◆ Set exercise:
Go through the entries below and pick out every line with "this".

◆ Entries supplied:
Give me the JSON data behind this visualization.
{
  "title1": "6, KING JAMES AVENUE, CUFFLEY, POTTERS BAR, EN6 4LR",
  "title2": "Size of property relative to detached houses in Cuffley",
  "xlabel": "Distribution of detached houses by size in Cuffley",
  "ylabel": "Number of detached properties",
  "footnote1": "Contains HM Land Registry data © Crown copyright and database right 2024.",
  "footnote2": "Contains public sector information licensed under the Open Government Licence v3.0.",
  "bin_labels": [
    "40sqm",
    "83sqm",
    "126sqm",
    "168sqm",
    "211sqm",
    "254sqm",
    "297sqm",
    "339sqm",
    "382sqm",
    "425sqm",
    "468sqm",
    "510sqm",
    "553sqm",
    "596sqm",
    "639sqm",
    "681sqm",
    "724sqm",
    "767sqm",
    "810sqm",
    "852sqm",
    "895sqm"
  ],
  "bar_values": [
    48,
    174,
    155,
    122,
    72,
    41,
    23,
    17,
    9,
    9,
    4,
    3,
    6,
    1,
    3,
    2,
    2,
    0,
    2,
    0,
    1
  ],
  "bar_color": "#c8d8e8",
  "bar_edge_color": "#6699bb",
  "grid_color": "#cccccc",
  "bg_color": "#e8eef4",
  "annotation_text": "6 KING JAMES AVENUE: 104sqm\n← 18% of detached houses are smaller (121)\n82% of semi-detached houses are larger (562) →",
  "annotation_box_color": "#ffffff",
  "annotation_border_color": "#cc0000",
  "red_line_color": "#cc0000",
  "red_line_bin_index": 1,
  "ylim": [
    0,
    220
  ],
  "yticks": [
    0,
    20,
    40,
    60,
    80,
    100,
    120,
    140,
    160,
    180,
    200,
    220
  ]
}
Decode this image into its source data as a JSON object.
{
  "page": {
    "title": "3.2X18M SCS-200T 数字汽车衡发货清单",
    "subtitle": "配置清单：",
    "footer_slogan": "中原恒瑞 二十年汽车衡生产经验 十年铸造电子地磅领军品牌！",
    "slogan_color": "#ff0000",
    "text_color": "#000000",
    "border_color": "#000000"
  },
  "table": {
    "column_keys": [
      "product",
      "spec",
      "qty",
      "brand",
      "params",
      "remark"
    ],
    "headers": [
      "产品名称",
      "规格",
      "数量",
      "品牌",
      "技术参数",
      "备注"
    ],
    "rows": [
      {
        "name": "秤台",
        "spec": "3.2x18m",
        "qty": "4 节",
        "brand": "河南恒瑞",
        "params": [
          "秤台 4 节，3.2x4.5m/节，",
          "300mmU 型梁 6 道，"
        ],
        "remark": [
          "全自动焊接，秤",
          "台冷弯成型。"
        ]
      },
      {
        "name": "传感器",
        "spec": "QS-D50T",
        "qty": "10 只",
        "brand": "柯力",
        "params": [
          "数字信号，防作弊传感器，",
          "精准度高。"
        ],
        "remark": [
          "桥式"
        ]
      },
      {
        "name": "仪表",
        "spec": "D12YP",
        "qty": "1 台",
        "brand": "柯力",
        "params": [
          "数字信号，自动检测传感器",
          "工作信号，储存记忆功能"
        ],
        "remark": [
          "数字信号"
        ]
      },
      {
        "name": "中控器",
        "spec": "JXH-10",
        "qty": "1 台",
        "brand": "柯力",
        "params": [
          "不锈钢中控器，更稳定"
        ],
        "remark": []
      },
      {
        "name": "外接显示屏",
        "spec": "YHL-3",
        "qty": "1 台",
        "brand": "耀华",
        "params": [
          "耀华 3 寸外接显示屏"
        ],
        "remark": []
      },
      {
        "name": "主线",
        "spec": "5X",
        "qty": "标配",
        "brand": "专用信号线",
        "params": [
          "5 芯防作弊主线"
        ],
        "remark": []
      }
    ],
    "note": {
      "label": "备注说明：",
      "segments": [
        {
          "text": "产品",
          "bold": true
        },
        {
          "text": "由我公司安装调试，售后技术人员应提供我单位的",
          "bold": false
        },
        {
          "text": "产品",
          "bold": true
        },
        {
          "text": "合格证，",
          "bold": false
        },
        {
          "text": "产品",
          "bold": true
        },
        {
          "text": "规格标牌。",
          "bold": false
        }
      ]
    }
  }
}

◆ Exercise result:
Give me the JSON data behind this visualization.
Decode this image into its source data as a JSON object.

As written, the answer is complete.